*** Records provided ***
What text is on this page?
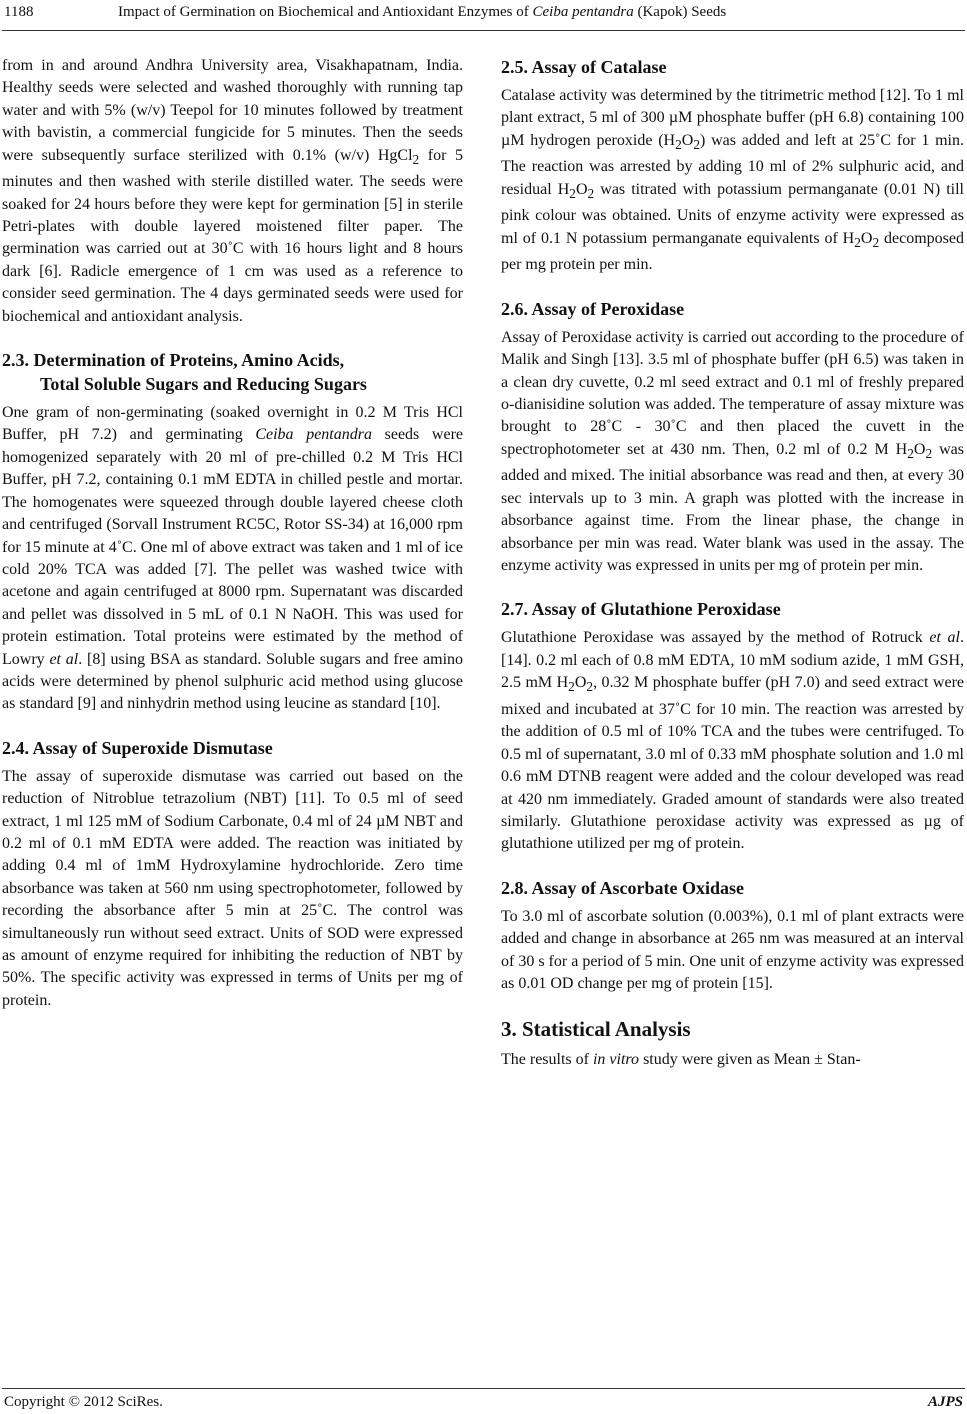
1188	Impact of Germination on Biochemical and Antioxidant Enzymes of Ceiba pentandra (Kapok) Seeds

from in and around Andhra University area, Visakhapatnam, India. Healthy seeds were selected and washed thoroughly with running tap water and with 5% (w/v) Teepol for 10 minutes followed by treatment with bavistin, a commercial fungicide for 5 minutes. Then the seeds were subsequently surface sterilized with 0.1% (w/v) HgCl$_2$ for 5 minutes and then washed with sterile distilled water. The seeds were soaked for 24 hours before they were kept for germination [5] in sterile Petri-plates with double layered moistened filter paper. The germination was carried out at 30˚C with 16 hours light and 8 hours dark [6]. Radicle emergence of 1 cm was used as a reference to consider seed germination. The 4 days germinated seeds were used for biochemical and antioxidant analysis.

2.3. Determination of Proteins, Amino Acids,
Total Soluble Sugars and Reducing Sugars

One gram of non-germinating (soaked overnight in 0.2 M Tris HCl Buffer, pH 7.2) and germinating Ceiba pentandra seeds were homogenized separately with 20 ml of pre-chilled 0.2 M Tris HCl Buffer, pH 7.2, containing 0.1 mM EDTA in chilled pestle and mortar. The homogenates were squeezed through double layered cheese cloth and centrifuged (Sorvall Instrument RC5C, Rotor SS-34) at 16,000 rpm for 15 minute at 4˚C. One ml of above extract was taken and 1 ml of ice cold 20% TCA was added [7]. The pellet was washed twice with acetone and again centrifuged at 8000 rpm. Supernatant was discarded and pellet was dissolved in 5 mL of 0.1 N NaOH. This was used for protein estimation. Total proteins were estimated by the method of Lowry et al. [8] using BSA as standard. Soluble sugars and free amino acids were determined by phenol sulphuric acid method using glucose as standard [9] and ninhydrin method using leucine as standard [10].

2.4. Assay of Superoxide Dismutase

The assay of superoxide dismutase was carried out based on the reduction of Nitroblue tetrazolium (NBT) [11]. To 0.5 ml of seed extract, 1 ml 125 mM of Sodium Carbonate, 0.4 ml of 24 µM NBT and 0.2 ml of 0.1 mM EDTA were added. The reaction was initiated by adding 0.4 ml of 1mM Hydroxylamine hydrochloride. Zero time absorbance was taken at 560 nm using spectrophotometer, followed by recording the absorbance after 5 min at 25˚C. The control was simultaneously run without seed extract. Units of SOD were expressed as amount of enzyme required for inhibiting the reduction of NBT by 50%. The specific activity was expressed in terms of Units per mg of protein.

2.5. Assay of Catalase

Catalase activity was determined by the titrimetric method [12]. To 1 ml plant extract, 5 ml of 300 µM phosphate buffer (pH 6.8) containing 100 µM hydrogen peroxide $(H_2O_2)$ was added and left at 25˚C for 1 min. The reaction was arrested by adding 10 ml of 2% sulphuric acid, and residual $H_2O_2$ was titrated with potassium permanganate (0.01 N) till pink colour was obtained. Units of enzyme activity were expressed as ml of 0.1 N potassium permanganate equivalents of $H_2O_2$ decomposed per mg protein per min.

2.6. Assay of Peroxidase

Assay of Peroxidase activity is carried out according to the procedure of Malik and Singh [13]. 3.5 ml of phosphate buffer (pH 6.5) was taken in a clean dry cuvette, 0.2 ml seed extract and 0.1 ml of freshly prepared o-dianisidine solution was added. The temperature of assay mixture was brought to 28˚C - 30˚C and then placed the cuvett in the spectrophotometer set at 430 nm. Then, 0.2 ml of 0.2 M $H_2O_2$ was added and mixed. The initial absorbance was read and then, at every 30 sec intervals up to 3 min. A graph was plotted with the increase in absorbance against time. From the linear phase, the change in absorbance per min was read. Water blank was used in the assay. The enzyme activity was expressed in units per mg of protein per min.

2.7. Assay of Glutathione Peroxidase

Glutathione Peroxidase was assayed by the method of Rotruck et al. [14]. 0.2 ml each of 0.8 mM EDTA, 10 mM sodium azide, 1 mM GSH, 2.5 mM $H_2O_2$, 0.32 M phosphate buffer (pH 7.0) and seed extract were mixed and incubated at 37˚C for 10 min. The reaction was arrested by the addition of 0.5 ml of 10% TCA and the tubes were centrifuged. To 0.5 ml of supernatant, 3.0 ml of 0.33 mM phosphate solution and 1.0 ml 0.6 mM DTNB reagent were added and the colour developed was read at 420 nm immediately. Graded amount of standards were also treated similarly. Glutathione peroxidase activity was expressed as µg of glutathione utilized per mg of protein.

2.8. Assay of Ascorbate Oxidase

To 3.0 ml of ascorbate solution (0.003%), 0.1 ml of plant extracts were added and change in absorbance at 265 nm was measured at an interval of 30 s for a period of 5 min. One unit of enzyme activity was expressed as 0.01 OD change per mg of protein [15].

3. Statistical Analysis

The results of in vitro study were given as Mean ± Stan-

Copyright © 2012 SciRes.	AJPS
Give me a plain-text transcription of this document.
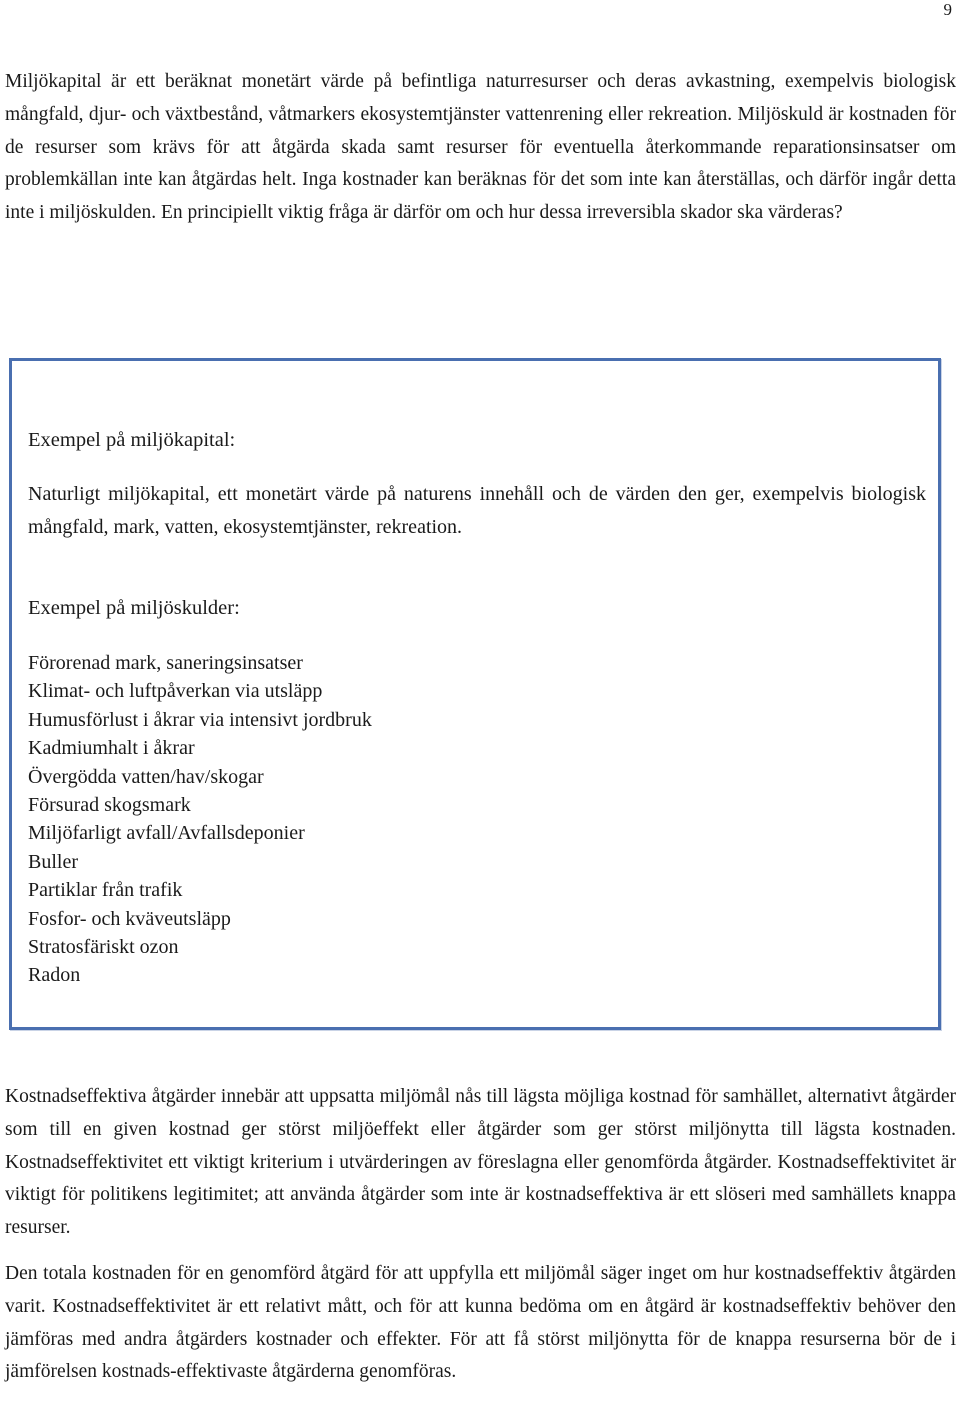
9

Miljökapital är ett beräknat monetärt värde på befintliga naturresurser och deras avkastning, exempelvis biologisk mångfald, djur- och växtbestånd, våtmarkers ekosystemtjänster vattenrening eller rekreation. Miljöskuld är kostnaden för de resurser som krävs för att åtgärda skada samt resurser för eventuella återkommande reparationsinsatser om problemkällan inte kan åtgärdas helt. Inga kostnader kan beräknas för det som inte kan återställas, och därför ingår detta inte i miljöskulden. En principiellt viktig fråga är därför om och hur dessa irreversibla skador ska värderas?

Exempel på miljökapital:

Naturligt miljökapital, ett monetärt värde på naturens innehåll och de värden den ger, exempelvis biologisk mångfald, mark, vatten, ekosystemtjänster, rekreation.

Exempel på miljöskulder:
Förorenad mark, saneringsinsatser
Klimat- och luftpåverkan via utsläpp
Humusförlust i åkrar via intensivt jordbruk
Kadmiumhalt i åkrar
Övergödda vatten/hav/skogar
Försurad skogsmark
Miljöfarligt avfall/Avfallsdeponier
Buller
Partiklar från trafik
Fosfor- och kväveutsläpp
Stratosfäriskt ozon
Radon

Kostnadseffektiva åtgärder innebär att uppsatta miljömål nås till lägsta möjliga kostnad för samhället, alternativt åtgärder som till en given kostnad ger störst miljöeffekt eller åtgärder som ger störst miljönytta till lägsta kostnaden. Kostnadseffektivitet ett viktigt kriterium i utvärderingen av föreslagna eller genomförda åtgärder. Kostnadseffektivitet är viktigt för politikens legitimitet; att använda åtgärder som inte är kostnadseffektiva är ett slöseri med samhällets knappa resurser.

Den totala kostnaden för en genomförd åtgärd för att uppfylla ett miljömål säger inget om hur kostnadseffektiv åtgärden varit. Kostnadseffektivitet är ett relativt mått, och för att kunna bedöma om en åtgärd är kostnadseffektiv behöver den jämföras med andra åtgärders kostnader och effekter. För att få störst miljönytta för de knappa resurserna bör de i jämförelsen kostnads-effektivaste åtgärderna genomföras.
***
• Exercise: Write out all the entries precisely as given, omitting each image.

• Solution for this exercise:
What text is on this page?
1188	Impact of Germination on Biochemical and Antioxidant Enzymes of Ceiba pentandra (Kapok) Seeds

from in and around Andhra University area, Visakhapatnam, India. Healthy seeds were selected and washed thoroughly with running tap water and with 5% (w/v) Teepol for 10 minutes followed by treatment with bavistin, a commercial fungicide for 5 minutes. Then the seeds were subsequently surface sterilized with 0.1% (w/v) HgCl$_2$ for 5 minutes and then washed with sterile distilled water. The seeds were soaked for 24 hours before they were kept for germination [5] in sterile Petri-plates with double layered moistened filter paper. The germination was carried out at 30˚C with 16 hours light and 8 hours dark [6]. Radicle emergence of 1 cm was used as a reference to consider seed germination. The 4 days germinated seeds were used for biochemical and antioxidant analysis.

2.3. Determination of Proteins, Amino Acids,
Total Soluble Sugars and Reducing Sugars

One gram of non-germinating (soaked overnight in 0.2 M Tris HCl Buffer, pH 7.2) and germinating Ceiba pentandra seeds were homogenized separately with 20 ml of pre-chilled 0.2 M Tris HCl Buffer, pH 7.2, containing 0.1 mM EDTA in chilled pestle and mortar. The homogenates were squeezed through double layered cheese cloth and centrifuged (Sorvall Instrument RC5C, Rotor SS-34) at 16,000 rpm for 15 minute at 4˚C. One ml of above extract was taken and 1 ml of ice cold 20% TCA was added [7]. The pellet was washed twice with acetone and again centrifuged at 8000 rpm. Supernatant was discarded and pellet was dissolved in 5 mL of 0.1 N NaOH. This was used for protein estimation. Total proteins were estimated by the method of Lowry et al. [8] using BSA as standard. Soluble sugars and free amino acids were determined by phenol sulphuric acid method using glucose as standard [9] and ninhydrin method using leucine as standard [10].

2.4. Assay of Superoxide Dismutase

The assay of superoxide dismutase was carried out based on the reduction of Nitroblue tetrazolium (NBT) [11]. To 0.5 ml of seed extract, 1 ml 125 mM of Sodium Carbonate, 0.4 ml of 24 µM NBT and 0.2 ml of 0.1 mM EDTA were added. The reaction was initiated by adding 0.4 ml of 1mM Hydroxylamine hydrochloride. Zero time absorbance was taken at 560 nm using spectrophotometer, followed by recording the absorbance after 5 min at 25˚C. The control was simultaneously run without seed extract. Units of SOD were expressed as amount of enzyme required for inhibiting the reduction of NBT by 50%. The specific activity was expressed in terms of Units per mg of protein.

2.5. Assay of Catalase

Catalase activity was determined by the titrimetric method [12]. To 1 ml plant extract, 5 ml of 300 µM phosphate buffer (pH 6.8) containing 100 µM hydrogen peroxide $(H_2O_2)$ was added and left at 25˚C for 1 min. The reaction was arrested by adding 10 ml of 2% sulphuric acid, and residual $H_2O_2$ was titrated with potassium permanganate (0.01 N) till pink colour was obtained. Units of enzyme activity were expressed as ml of 0.1 N potassium permanganate equivalents of $H_2O_2$ decomposed per mg protein per min.

2.6. Assay of Peroxidase

Assay of Peroxidase activity is carried out according to the procedure of Malik and Singh [13]. 3.5 ml of phosphate buffer (pH 6.5) was taken in a clean dry cuvette, 0.2 ml seed extract and 0.1 ml of freshly prepared o-dianisidine solution was added. The temperature of assay mixture was brought to 28˚C - 30˚C and then placed the cuvett in the spectrophotometer set at 430 nm. Then, 0.2 ml of 0.2 M $H_2O_2$ was added and mixed. The initial absorbance was read and then, at every 30 sec intervals up to 3 min. A graph was plotted with the increase in absorbance against time. From the linear phase, the change in absorbance per min was read. Water blank was used in the assay. The enzyme activity was expressed in units per mg of protein per min.

2.7. Assay of Glutathione Peroxidase

Glutathione Peroxidase was assayed by the method of Rotruck et al. [14]. 0.2 ml each of 0.8 mM EDTA, 10 mM sodium azide, 1 mM GSH, 2.5 mM $H_2O_2$, 0.32 M phosphate buffer (pH 7.0) and seed extract were mixed and incubated at 37˚C for 10 min. The reaction was arrested by the addition of 0.5 ml of 10% TCA and the tubes were centrifuged. To 0.5 ml of supernatant, 3.0 ml of 0.33 mM phosphate solution and 1.0 ml 0.6 mM DTNB reagent were added and the colour developed was read at 420 nm immediately. Graded amount of standards were also treated similarly. Glutathione peroxidase activity was expressed as µg of glutathione utilized per mg of protein.

2.8. Assay of Ascorbate Oxidase

To 3.0 ml of ascorbate solution (0.003%), 0.1 ml of plant extracts were added and change in absorbance at 265 nm was measured at an interval of 30 s for a period of 5 min. One unit of enzyme activity was expressed as 0.01 OD change per mg of protein [15].

3. Statistical Analysis

The results of in vitro study were given as Mean ± Stan-

Copyright © 2012 SciRes.	AJPS
Give me a plain-text transcription of this document.
9

Miljökapital är ett beräknat monetärt värde på befintliga naturresurser och deras avkastning, exempelvis biologisk mångfald, djur- och växtbestånd, våtmarkers ekosystemtjänster vattenrening eller rekreation. Miljöskuld är kostnaden för de resurser som krävs för att åtgärda skada samt resurser för eventuella återkommande reparationsinsatser om problemkällan inte kan åtgärdas helt. Inga kostnader kan beräknas för det som inte kan återställas, och därför ingår detta inte i miljöskulden. En principiellt viktig fråga är därför om och hur dessa irreversibla skador ska värderas?

Exempel på miljökapital:

Naturligt miljökapital, ett monetärt värde på naturens innehåll och de värden den ger, exempelvis biologisk mångfald, mark, vatten, ekosystemtjänster, rekreation.

Exempel på miljöskulder:
Förorenad mark, saneringsinsatser
Klimat- och luftpåverkan via utsläpp
Humusförlust i åkrar via intensivt jordbruk
Kadmiumhalt i åkrar
Övergödda vatten/hav/skogar
Försurad skogsmark
Miljöfarligt avfall/Avfallsdeponier
Buller
Partiklar från trafik
Fosfor- och kväveutsläpp
Stratosfäriskt ozon
Radon

Kostnadseffektiva åtgärder innebär att uppsatta miljömål nås till lägsta möjliga kostnad för samhället, alternativt åtgärder som till en given kostnad ger störst miljöeffekt eller åtgärder som ger störst miljönytta till lägsta kostnaden. Kostnadseffektivitet ett viktigt kriterium i utvärderingen av föreslagna eller genomförda åtgärder. Kostnadseffektivitet är viktigt för politikens legitimitet; att använda åtgärder som inte är kostnadseffektiva är ett slöseri med samhällets knappa resurser.

Den totala kostnaden för en genomförd åtgärd för att uppfylla ett miljömål säger inget om hur kostnadseffektiv åtgärden varit. Kostnadseffektivitet är ett relativt mått, och för att kunna bedöma om en åtgärd är kostnadseffektiv behöver den jämföras med andra åtgärders kostnader och effekter. För att få störst miljönytta för de knappa resurserna bör de i jämförelsen kostnads-effektivaste åtgärderna genomföras.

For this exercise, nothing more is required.